[Start of GIVEN ENTRIES]

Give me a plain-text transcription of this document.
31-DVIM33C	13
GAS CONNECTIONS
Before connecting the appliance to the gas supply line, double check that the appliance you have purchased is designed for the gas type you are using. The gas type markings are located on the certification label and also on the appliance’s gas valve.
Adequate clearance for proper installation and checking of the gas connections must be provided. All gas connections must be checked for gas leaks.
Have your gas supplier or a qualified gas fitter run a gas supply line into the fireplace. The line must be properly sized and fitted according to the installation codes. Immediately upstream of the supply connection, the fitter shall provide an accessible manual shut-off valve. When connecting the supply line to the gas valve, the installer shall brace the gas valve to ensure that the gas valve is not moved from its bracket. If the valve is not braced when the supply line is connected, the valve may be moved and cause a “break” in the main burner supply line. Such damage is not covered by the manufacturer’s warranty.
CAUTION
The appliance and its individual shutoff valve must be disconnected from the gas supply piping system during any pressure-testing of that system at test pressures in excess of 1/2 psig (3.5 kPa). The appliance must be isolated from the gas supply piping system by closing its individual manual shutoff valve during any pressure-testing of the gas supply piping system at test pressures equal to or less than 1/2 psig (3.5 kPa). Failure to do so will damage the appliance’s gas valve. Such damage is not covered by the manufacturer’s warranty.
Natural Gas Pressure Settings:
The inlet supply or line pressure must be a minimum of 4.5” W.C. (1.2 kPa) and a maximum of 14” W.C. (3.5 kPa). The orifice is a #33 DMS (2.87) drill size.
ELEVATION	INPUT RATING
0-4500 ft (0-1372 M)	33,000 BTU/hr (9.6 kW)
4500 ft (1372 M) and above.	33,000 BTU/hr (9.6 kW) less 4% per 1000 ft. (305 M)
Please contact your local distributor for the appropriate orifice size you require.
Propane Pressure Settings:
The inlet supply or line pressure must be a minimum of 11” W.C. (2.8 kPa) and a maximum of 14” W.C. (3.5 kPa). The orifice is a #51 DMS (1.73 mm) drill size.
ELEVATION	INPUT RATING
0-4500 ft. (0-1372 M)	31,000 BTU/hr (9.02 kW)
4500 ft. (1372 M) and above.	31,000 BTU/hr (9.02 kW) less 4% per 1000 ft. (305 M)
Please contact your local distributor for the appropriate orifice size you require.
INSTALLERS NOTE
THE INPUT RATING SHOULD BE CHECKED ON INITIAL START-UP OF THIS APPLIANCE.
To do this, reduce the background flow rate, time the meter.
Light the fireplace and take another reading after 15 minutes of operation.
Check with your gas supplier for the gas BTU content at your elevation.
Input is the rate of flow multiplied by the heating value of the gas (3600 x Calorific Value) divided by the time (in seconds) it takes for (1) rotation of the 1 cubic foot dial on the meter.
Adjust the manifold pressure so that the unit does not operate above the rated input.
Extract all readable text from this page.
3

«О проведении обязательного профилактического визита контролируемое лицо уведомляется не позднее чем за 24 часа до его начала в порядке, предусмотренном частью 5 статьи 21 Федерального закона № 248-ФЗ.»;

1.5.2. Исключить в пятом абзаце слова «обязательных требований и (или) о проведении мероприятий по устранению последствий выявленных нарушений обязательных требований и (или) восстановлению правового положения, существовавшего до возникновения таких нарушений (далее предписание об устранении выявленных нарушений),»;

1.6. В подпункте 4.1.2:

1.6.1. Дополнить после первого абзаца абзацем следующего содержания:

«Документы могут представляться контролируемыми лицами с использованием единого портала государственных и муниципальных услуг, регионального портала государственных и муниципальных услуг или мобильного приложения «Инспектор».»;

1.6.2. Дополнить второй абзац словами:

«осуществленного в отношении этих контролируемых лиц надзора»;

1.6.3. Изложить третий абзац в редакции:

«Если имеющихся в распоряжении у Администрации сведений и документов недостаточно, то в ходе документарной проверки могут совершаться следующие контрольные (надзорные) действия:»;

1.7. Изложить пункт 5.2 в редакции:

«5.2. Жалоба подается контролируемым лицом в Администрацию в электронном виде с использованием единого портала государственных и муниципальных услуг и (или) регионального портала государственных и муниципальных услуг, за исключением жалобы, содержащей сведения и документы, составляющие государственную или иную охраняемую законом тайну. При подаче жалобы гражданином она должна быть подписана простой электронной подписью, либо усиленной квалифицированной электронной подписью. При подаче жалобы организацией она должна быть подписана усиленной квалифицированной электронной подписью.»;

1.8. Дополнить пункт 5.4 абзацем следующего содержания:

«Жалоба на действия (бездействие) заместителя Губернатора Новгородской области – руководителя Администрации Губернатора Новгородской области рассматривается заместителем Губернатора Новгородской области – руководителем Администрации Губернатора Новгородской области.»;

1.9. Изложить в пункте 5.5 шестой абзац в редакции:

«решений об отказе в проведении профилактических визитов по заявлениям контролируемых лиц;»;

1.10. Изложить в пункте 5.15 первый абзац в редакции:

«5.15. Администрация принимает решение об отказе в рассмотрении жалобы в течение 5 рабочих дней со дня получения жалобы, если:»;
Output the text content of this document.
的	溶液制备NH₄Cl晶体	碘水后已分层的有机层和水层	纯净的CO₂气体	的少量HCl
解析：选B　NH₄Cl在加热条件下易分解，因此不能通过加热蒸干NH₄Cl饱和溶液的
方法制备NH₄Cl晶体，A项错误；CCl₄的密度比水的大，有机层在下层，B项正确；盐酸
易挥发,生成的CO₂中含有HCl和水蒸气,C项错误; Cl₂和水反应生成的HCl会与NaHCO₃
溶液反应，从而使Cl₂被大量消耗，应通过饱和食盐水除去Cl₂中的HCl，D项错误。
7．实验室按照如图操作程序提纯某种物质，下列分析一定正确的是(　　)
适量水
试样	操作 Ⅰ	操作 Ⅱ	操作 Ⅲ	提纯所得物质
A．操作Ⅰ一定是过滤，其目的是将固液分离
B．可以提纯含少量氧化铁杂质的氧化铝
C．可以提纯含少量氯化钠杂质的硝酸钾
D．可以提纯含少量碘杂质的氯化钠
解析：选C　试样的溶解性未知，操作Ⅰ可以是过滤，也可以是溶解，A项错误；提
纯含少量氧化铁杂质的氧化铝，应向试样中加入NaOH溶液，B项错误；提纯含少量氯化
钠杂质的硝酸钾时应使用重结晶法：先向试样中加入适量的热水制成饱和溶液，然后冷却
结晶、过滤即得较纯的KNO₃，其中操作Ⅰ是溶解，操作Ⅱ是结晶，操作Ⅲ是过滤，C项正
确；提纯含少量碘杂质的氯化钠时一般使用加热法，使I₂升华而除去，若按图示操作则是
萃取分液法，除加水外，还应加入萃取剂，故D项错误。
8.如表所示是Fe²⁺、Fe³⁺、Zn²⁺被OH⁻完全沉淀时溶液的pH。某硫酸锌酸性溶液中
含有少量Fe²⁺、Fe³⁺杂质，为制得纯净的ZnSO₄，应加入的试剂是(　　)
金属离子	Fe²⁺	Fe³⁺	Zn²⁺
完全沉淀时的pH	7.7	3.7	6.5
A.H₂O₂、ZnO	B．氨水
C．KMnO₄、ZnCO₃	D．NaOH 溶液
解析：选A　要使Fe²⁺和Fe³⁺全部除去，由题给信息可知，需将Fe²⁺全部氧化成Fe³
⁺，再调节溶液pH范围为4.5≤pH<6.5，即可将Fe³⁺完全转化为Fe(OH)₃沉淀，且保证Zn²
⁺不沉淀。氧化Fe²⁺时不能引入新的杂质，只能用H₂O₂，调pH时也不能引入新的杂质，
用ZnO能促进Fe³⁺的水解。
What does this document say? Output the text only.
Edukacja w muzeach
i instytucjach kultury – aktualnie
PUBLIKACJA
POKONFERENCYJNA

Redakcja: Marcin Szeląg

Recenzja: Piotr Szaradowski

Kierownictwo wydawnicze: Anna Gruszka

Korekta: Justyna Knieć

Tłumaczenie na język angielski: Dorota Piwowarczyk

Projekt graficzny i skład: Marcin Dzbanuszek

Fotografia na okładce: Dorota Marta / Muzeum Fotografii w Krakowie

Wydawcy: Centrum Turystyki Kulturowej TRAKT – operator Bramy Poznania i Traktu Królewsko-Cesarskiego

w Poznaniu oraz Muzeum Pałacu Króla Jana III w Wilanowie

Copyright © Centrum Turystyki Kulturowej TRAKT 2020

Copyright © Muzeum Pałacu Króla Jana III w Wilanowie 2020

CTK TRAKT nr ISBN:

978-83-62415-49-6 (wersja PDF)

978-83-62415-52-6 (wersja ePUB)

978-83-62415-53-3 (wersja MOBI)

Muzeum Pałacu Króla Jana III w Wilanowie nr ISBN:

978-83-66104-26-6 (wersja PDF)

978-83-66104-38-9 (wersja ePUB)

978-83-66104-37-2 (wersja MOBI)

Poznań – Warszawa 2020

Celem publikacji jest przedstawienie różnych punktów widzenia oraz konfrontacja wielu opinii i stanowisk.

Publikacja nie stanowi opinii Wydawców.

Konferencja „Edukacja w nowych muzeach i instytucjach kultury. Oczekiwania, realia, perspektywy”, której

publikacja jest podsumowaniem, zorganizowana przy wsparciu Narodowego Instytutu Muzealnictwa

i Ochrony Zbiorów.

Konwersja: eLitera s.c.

[End of GIVEN ENTRIES]

* **GIVEN REQUEST**
Copy each line of the entries that includes the word "отказе".

* **CORRECT RESPONSE**
«решений об отказе в проведении профилактических визитов по заявлениям контролируемых лиц;»;
«5.15. Администрация принимает решение об отказе в рассмотрении жалобы в течение 5 рабочих дней со дня получения жалобы, если:»;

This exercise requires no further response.